O que fazer »
[1] Segundo a redação sobre violência urbana, por que os jovens que moram em periferias ou regiões precárias veem no crime uma opção de vida? Responda em uma a três frases.
[2] Repita, sem mudar nada, o trecho da redação sobre violência urbana que vai de "Nesse viés, é" até "consequentemente, a violência.", incluindo essas palavras.
[3] Continue a redação sobre violência urbana a partir do ponto em que ela para.

Violência urbana: um desafio a ser enfrentado pela sociedade brasileira
Enviada em 21/08/2020
Funcionando conforme a Lei da Inércia, a qual afirma que um corpo tende a permanecer em movimento até que uma força atue sobre ele modificando seu trajeto, a intricada violência urbana ainda subsiste na sociedade brasileira. Com isso, ao invés de operar como mecanismo de progresso, o Estado torna-se ineficaz frente esse tema, trazendo impactos negativos para a população, advindos da pobreza e desigualdade social, bem como das questões socioeconômicas e raciais. Nessa conjuntura, é imprescindível averiguar esse impasse e sugerir medidas de transformação imediata.
Nesse viés, é sabido que a vulnerabilidade social contribui para o aumento do índice de criminalidade. Desse modo, os jovens que residem em periferias ou regiões precárias veem no crime uma opção de vida, uma vez que esses não possuem acesso á uma educação de qualidade e esses locais, muitas vezes, são comandados por traficantes. De acordo com o site Violência Urbana, a pobreza e a desigualdade são fatores que estimulam a criminalidade e, consequentemente, a violência.

Dados extraídos »

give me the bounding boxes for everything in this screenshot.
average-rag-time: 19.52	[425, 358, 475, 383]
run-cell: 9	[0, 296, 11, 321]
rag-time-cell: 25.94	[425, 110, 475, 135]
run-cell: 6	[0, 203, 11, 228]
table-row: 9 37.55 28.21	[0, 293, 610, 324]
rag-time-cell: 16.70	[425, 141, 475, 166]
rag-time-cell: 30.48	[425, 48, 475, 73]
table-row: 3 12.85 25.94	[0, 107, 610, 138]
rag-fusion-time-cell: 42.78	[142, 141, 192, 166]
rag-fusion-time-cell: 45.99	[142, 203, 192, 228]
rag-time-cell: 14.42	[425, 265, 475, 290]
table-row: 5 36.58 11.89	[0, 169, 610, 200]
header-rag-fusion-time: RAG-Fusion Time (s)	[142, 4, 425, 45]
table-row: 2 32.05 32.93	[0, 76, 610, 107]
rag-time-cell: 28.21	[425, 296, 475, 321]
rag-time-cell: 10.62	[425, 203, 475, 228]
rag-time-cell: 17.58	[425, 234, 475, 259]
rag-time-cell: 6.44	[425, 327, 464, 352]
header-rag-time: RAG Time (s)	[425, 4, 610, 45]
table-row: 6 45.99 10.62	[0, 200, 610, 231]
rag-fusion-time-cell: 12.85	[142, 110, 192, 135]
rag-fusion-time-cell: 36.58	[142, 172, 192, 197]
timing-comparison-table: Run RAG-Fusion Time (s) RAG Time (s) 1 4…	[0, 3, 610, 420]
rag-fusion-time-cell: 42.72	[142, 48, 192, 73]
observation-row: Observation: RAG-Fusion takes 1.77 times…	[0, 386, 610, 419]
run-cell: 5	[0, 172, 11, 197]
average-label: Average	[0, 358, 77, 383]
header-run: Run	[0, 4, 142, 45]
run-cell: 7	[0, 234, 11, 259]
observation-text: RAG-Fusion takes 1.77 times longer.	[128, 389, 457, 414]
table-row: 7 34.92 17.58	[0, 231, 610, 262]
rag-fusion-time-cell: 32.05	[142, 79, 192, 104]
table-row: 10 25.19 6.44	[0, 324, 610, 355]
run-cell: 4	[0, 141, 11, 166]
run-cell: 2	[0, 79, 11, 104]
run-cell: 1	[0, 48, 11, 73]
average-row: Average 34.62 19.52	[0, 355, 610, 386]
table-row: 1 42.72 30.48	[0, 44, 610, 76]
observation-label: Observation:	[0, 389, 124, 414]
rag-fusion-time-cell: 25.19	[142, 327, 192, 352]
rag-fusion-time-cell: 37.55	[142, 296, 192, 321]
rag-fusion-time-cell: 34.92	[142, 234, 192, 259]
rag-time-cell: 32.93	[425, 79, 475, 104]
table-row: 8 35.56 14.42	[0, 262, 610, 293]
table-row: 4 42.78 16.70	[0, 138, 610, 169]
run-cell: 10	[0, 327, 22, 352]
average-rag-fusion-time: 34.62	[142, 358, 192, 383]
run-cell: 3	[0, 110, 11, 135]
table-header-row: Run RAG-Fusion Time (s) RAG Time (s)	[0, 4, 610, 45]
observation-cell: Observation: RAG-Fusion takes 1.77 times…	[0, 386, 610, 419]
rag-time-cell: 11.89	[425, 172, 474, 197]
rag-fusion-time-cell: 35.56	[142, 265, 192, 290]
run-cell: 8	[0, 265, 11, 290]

Respostas »
[1] Segundo a redação, esses jovens veem no crime uma opção de vida porque não têm acesso a uma educação de qualidade. Além disso, esses lugares muitas vezes são comandados por traficantes.

[2]
Nesse viés, é sabido que a vulnerabilidade social contribui para o aumento do índice de criminalidade. Desse modo, os jovens que residem em periferias ou regiões precárias veem no crime uma opção de vida, uma vez que esses não possuem acesso á uma educação de qualidade e esses locais, muitas vezes, são comandados por traficantes. De acordo com o site Violência Urbana, a pobreza e a desigualdade são fatores que estimulam a criminalidade e, consequentemente, a violência.

[3]
Ademais, vale ressaltar que a elevação da violência se da também por questões socioeconômicas e raciais. Dessa maneira, indivíduos negros e com baixa escolaridade são alvos desses crimes, seja homicídios ou assassinatos, pois muitos criminosos excluem essa parcela da sociedade por seu pensamento discriminante. Segundo a Atlas de violência de 2017 revela que a população negra corresponde a 78,9% dos 10% das pessoas com mais chances de serem vítimas de homicídio, ou seja a maioria que passam por essa história alarmante são negros.
Em suma, é notório a persistência da violência urbana no Brasil. Destarte, é primordial que governo invista em políticas de seguranças nas cidades através de polícias ou guardas que fiscalizem diariamente as vias perigosas, com intuito de reduzir o número de crimes violentos letais intencionais. Além disso, cabe ao mesmo órgão governamental punir severamente os indíviduos que participam de crime organizado na, pois só assim o Estado tornará apto a mudar essa inquietante vivência.